**Prompt**
Reproduce the records below exactly as they appear.

◇ ◇ ◇ ◇ ◇

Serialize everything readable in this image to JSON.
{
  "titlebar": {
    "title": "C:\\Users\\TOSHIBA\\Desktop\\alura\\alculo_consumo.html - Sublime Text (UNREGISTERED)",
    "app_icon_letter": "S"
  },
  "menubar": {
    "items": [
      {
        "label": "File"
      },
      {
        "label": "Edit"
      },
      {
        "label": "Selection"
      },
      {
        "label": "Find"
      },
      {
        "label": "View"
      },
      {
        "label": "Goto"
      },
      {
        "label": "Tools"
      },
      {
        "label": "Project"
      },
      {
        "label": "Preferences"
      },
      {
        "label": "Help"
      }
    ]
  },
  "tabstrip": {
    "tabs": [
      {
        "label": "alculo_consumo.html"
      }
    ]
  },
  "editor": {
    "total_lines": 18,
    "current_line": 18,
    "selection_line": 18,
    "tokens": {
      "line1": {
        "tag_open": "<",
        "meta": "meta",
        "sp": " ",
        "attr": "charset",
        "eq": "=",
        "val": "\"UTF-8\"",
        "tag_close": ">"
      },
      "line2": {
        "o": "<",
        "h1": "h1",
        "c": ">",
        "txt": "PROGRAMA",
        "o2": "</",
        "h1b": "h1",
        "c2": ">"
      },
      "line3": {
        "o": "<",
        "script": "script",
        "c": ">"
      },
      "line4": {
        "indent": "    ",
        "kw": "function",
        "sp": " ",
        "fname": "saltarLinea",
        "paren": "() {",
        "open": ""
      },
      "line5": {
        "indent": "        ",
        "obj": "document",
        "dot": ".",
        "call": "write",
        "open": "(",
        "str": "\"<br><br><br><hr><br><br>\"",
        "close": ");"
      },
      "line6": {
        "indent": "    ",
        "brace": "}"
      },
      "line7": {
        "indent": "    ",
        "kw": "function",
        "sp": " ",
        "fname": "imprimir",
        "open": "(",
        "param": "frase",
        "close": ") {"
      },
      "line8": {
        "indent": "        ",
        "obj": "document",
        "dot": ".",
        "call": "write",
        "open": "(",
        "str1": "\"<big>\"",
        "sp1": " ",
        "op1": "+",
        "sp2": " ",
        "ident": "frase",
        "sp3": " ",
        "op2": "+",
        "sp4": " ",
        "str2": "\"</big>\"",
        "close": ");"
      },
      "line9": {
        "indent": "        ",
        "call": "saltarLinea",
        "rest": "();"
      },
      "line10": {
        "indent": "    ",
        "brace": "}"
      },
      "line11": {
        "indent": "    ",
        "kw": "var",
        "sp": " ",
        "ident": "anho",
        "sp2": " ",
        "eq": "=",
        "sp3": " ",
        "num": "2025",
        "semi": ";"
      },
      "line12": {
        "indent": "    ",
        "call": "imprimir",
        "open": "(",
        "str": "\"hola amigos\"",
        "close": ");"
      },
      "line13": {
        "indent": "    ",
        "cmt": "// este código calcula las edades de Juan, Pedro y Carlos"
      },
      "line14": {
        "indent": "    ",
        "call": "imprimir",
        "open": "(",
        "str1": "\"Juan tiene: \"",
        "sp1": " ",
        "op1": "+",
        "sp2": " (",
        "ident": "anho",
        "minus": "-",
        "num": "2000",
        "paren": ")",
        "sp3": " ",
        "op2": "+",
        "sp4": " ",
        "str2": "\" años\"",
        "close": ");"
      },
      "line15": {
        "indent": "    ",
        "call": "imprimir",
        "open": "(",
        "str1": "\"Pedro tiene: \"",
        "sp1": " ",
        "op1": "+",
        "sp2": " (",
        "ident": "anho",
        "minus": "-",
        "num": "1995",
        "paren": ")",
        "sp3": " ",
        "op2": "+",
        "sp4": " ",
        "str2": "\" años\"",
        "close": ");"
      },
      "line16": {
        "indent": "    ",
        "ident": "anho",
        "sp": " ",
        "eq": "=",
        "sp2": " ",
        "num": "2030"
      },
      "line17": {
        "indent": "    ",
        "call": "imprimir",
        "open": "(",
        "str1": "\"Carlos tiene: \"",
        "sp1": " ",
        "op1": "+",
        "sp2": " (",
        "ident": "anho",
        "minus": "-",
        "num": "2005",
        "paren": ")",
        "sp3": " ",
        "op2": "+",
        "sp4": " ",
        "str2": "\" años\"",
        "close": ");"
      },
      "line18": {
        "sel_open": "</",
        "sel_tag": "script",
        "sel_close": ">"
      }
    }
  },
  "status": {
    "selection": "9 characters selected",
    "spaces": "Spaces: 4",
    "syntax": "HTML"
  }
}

◇ ◇ ◇ ◇ ◇

**Final result**
Serialize everything readable in this image to JSON.
{
  "titlebar": {
    "title": "C:\\Users\\TOSHIBA\\Desktop\\alura\\alculo_consumo.html - Sublime Text (UNREGISTERED)",
    "app_icon_letter": "S"
  },
  "menubar": {
    "items": [
      {
        "label": "File"
      },
      {
        "label": "Edit"
      },
      {
        "label": "Selection"
      },
      {
        "label": "Find"
      },
      {
        "label": "View"
      },
      {
        "label": "Goto"
      },
      {
        "label": "Tools"
      },
      {
        "label": "Project"
      },
      {
        "label": "Preferences"
      },
      {
        "label": "Help"
      }
    ]
  },
  "tabstrip": {
    "tabs": [
      {
        "label": "alculo_consumo.html"
      }
    ]
  },
  "editor": {
    "total_lines": 18,
    "current_line": 18,
    "selection_line": 18,
    "tokens": {
      "line1": {
        "tag_open": "<",
        "meta": "meta",
        "sp": " ",
        "attr": "charset",
        "eq": "=",
        "val": "\"UTF-8\"",
        "tag_close": ">"
      },
      "line2": {
        "o": "<",
        "h1": "h1",
        "c": ">",
        "txt": "PROGRAMA",
        "o2": "</",
        "h1b": "h1",
        "c2": ">"
      },
      "line3": {
        "o": "<",
        "script": "script",
        "c": ">"
      },
      "line4": {
        "indent": "    ",
        "kw": "function",
        "sp": " ",
        "fname": "saltarLinea",
        "paren": "() {",
        "open": ""
      },
      "line5": {
        "indent": "        ",
        "obj": "document",
        "dot": ".",
        "call": "write",
        "open": "(",
        "str": "\"<br><br><br><hr><br><br>\"",
        "close": ");"
      },
      "line6": {
        "indent": "    ",
        "brace": "}"
      },
      "line7": {
        "indent": "    ",
        "kw": "function",
        "sp": " ",
        "fname": "imprimir",
        "open": "(",
        "param": "frase",
        "close": ") {"
      },
      "line8": {
        "indent": "        ",
        "obj": "document",
        "dot": ".",
        "call": "write",
        "open": "(",
        "str1": "\"<big>\"",
        "sp1": " ",
        "op1": "+",
        "sp2": " ",
        "ident": "frase",
        "sp3": " ",
        "op2": "+",
        "sp4": " ",
        "str2": "\"</big>\"",
        "close": ");"
      },
      "line9": {
        "indent": "        ",
        "call": "saltarLinea",
        "rest": "();"
      },
      "line10": {
        "indent": "    ",
        "brace": "}"
      },
      "line11": {
        "indent": "    ",
        "kw": "var",
        "sp": " ",
        "ident": "anho",
        "sp2": " ",
        "eq": "=",
        "sp3": " ",
        "num": "2025",
        "semi": ";"
      },
      "line12": {
        "indent": "    ",
        "call": "imprimir",
        "open": "(",
        "str": "\"hola amigos\"",
        "close": ");"
      },
      "line13": {
        "indent": "    ",
        "cmt": "// este código calcula las edades de Juan, Pedro y Carlos"
      },
      "line14": {
        "indent": "    ",
        "call": "imprimir",
        "open": "(",
        "str1": "\"Juan tiene: \"",
        "sp1": " ",
        "op1": "+",
        "sp2": " (",
        "ident": "anho",
        "minus": "-",
        "num": "2000",
        "paren": ")",
        "sp3": " ",
        "op2": "+",
        "sp4": " ",
        "str2": "\" años\"",
        "close": ");"
      },
      "line15": {
        "indent": "    ",
        "call": "imprimir",
        "open": "(",
        "str1": "\"Pedro tiene: \"",
        "sp1": " ",
        "op1": "+",
        "sp2": " (",
        "ident": "anho",
        "minus": "-",
        "num": "1995",
        "paren": ")",
        "sp3": " ",
        "op2": "+",
        "sp4": " ",
        "str2": "\" años\"",
        "close": ");"
      },
      "line16": {
        "indent": "    ",
        "ident": "anho",
        "sp": " ",
        "eq": "=",
        "sp2": " ",
        "num": "2030"
      },
      "line17": {
        "indent": "    ",
        "call": "imprimir",
        "open": "(",
        "str1": "\"Carlos tiene: \"",
        "sp1": " ",
        "op1": "+",
        "sp2": " (",
        "ident": "anho",
        "minus": "-",
        "num": "2005",
        "paren": ")",
        "sp3": " ",
        "op2": "+",
        "sp4": " ",
        "str2": "\" años\"",
        "close": ");"
      },
      "line18": {
        "sel_open": "</",
        "sel_tag": "script",
        "sel_close": ">"
      }
    }
  },
  "status": {
    "selection": "9 characters selected",
    "spaces": "Spaces: 4",
    "syntax": "HTML"
  }
}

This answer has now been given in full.